Copy each line exactly. Leave nothing out.

---------- Data records

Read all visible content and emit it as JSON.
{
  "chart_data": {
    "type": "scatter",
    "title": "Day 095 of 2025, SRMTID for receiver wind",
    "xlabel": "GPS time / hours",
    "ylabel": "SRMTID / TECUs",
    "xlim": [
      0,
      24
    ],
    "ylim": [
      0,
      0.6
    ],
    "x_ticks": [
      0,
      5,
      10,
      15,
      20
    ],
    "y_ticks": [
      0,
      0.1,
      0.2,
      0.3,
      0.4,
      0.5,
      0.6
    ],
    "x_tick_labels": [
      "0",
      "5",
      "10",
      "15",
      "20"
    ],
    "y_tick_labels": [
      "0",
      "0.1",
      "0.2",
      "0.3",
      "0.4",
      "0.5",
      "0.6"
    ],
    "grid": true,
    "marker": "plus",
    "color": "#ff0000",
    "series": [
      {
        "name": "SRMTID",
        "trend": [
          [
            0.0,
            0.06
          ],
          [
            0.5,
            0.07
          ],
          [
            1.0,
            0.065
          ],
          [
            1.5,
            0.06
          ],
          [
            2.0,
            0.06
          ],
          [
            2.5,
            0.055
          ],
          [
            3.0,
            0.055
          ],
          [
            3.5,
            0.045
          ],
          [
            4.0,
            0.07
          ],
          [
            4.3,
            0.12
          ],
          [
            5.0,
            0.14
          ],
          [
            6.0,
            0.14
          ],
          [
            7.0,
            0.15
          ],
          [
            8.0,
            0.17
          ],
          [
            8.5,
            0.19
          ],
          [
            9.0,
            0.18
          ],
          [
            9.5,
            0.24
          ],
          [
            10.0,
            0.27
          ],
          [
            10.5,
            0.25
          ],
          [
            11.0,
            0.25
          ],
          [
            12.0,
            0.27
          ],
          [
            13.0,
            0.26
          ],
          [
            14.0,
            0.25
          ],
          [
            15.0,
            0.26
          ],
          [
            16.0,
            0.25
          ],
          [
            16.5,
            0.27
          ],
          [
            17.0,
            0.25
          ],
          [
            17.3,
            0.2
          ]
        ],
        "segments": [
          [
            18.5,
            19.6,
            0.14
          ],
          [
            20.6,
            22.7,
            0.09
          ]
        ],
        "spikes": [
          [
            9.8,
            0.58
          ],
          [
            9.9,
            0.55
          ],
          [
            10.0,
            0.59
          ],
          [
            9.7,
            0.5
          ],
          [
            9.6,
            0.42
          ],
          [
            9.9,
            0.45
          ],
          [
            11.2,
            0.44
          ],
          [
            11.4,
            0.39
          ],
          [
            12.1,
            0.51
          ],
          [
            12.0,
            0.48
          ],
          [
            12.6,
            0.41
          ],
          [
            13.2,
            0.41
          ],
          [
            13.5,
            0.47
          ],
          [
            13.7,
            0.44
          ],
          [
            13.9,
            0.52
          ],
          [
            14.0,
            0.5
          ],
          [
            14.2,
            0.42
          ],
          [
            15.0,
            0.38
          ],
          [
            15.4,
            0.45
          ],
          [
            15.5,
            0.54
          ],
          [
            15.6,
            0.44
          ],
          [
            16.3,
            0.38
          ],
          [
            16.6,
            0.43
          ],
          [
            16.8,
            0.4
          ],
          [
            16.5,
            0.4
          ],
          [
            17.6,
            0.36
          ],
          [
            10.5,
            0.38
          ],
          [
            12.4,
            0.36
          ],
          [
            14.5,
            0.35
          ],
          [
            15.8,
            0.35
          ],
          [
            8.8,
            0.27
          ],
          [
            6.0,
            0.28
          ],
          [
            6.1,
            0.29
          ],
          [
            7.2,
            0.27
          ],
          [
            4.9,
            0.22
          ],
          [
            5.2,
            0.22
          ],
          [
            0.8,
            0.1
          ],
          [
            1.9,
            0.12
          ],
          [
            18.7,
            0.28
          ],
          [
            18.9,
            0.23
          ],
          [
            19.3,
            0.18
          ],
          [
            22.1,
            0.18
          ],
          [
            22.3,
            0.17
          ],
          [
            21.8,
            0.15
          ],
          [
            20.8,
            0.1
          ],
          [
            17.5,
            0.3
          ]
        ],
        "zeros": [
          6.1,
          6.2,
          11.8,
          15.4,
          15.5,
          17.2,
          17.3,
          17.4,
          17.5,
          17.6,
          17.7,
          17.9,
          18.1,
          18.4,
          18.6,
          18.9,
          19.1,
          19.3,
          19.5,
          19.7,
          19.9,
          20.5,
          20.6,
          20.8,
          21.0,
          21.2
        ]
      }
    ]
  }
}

--------------------

Output for this task:
Read all visible content and emit it as JSON.
{
  "chart_data": {
    "type": "scatter",
    "title": "Day 095 of 2025, SRMTID for receiver wind",
    "xlabel": "GPS time / hours",
    "ylabel": "SRMTID / TECUs",
    "xlim": [
      0,
      24
    ],
    "ylim": [
      0,
      0.6
    ],
    "x_ticks": [
      0,
      5,
      10,
      15,
      20
    ],
    "y_ticks": [
      0,
      0.1,
      0.2,
      0.3,
      0.4,
      0.5,
      0.6
    ],
    "x_tick_labels": [
      "0",
      "5",
      "10",
      "15",
      "20"
    ],
    "y_tick_labels": [
      "0",
      "0.1",
      "0.2",
      "0.3",
      "0.4",
      "0.5",
      "0.6"
    ],
    "grid": true,
    "marker": "plus",
    "color": "#ff0000",
    "series": [
      {
        "name": "SRMTID",
        "trend": [
          [
            0.0,
            0.06
          ],
          [
            0.5,
            0.07
          ],
          [
            1.0,
            0.065
          ],
          [
            1.5,
            0.06
          ],
          [
            2.0,
            0.06
          ],
          [
            2.5,
            0.055
          ],
          [
            3.0,
            0.055
          ],
          [
            3.5,
            0.045
          ],
          [
            4.0,
            0.07
          ],
          [
            4.3,
            0.12
          ],
          [
            5.0,
            0.14
          ],
          [
            6.0,
            0.14
          ],
          [
            7.0,
            0.15
          ],
          [
            8.0,
            0.17
          ],
          [
            8.5,
            0.19
          ],
          [
            9.0,
            0.18
          ],
          [
            9.5,
            0.24
          ],
          [
            10.0,
            0.27
          ],
          [
            10.5,
            0.25
          ],
          [
            11.0,
            0.25
          ],
          [
            12.0,
            0.27
          ],
          [
            13.0,
            0.26
          ],
          [
            14.0,
            0.25
          ],
          [
            15.0,
            0.26
          ],
          [
            16.0,
            0.25
          ],
          [
            16.5,
            0.27
          ],
          [
            17.0,
            0.25
          ],
          [
            17.3,
            0.2
          ]
        ],
        "segments": [
          [
            18.5,
            19.6,
            0.14
          ],
          [
            20.6,
            22.7,
            0.09
          ]
        ],
        "spikes": [
          [
            9.8,
            0.58
          ],
          [
            9.9,
            0.55
          ],
          [
            10.0,
            0.59
          ],
          [
            9.7,
            0.5
          ],
          [
            9.6,
            0.42
          ],
          [
            9.9,
            0.45
          ],
          [
            11.2,
            0.44
          ],
          [
            11.4,
            0.39
          ],
          [
            12.1,
            0.51
          ],
          [
            12.0,
            0.48
          ],
          [
            12.6,
            0.41
          ],
          [
            13.2,
            0.41
          ],
          [
            13.5,
            0.47
          ],
          [
            13.7,
            0.44
          ],
          [
            13.9,
            0.52
          ],
          [
            14.0,
            0.5
          ],
          [
            14.2,
            0.42
          ],
          [
            15.0,
            0.38
          ],
          [
            15.4,
            0.45
          ],
          [
            15.5,
            0.54
          ],
          [
            15.6,
            0.44
          ],
          [
            16.3,
            0.38
          ],
          [
            16.6,
            0.43
          ],
          [
            16.8,
            0.4
          ],
          [
            16.5,
            0.4
          ],
          [
            17.6,
            0.36
          ],
          [
            10.5,
            0.38
          ],
          [
            12.4,
            0.36
          ],
          [
            14.5,
            0.35
          ],
          [
            15.8,
            0.35
          ],
          [
            8.8,
            0.27
          ],
          [
            6.0,
            0.28
          ],
          [
            6.1,
            0.29
          ],
          [
            7.2,
            0.27
          ],
          [
            4.9,
            0.22
          ],
          [
            5.2,
            0.22
          ],
          [
            0.8,
            0.1
          ],
          [
            1.9,
            0.12
          ],
          [
            18.7,
            0.28
          ],
          [
            18.9,
            0.23
          ],
          [
            19.3,
            0.18
          ],
          [
            22.1,
            0.18
          ],
          [
            22.3,
            0.17
          ],
          [
            21.8,
            0.15
          ],
          [
            20.8,
            0.1
          ],
          [
            17.5,
            0.3
          ]
        ],
        "zeros": [
          6.1,
          6.2,
          11.8,
          15.4,
          15.5,
          17.2,
          17.3,
          17.4,
          17.5,
          17.6,
          17.7,
          17.9,
          18.1,
          18.4,
          18.6,
          18.9,
          19.1,
          19.3,
          19.5,
          19.7,
          19.9,
          20.5,
          20.6,
          20.8,
          21.0,
          21.2
        ]
      }
    ]
  }
}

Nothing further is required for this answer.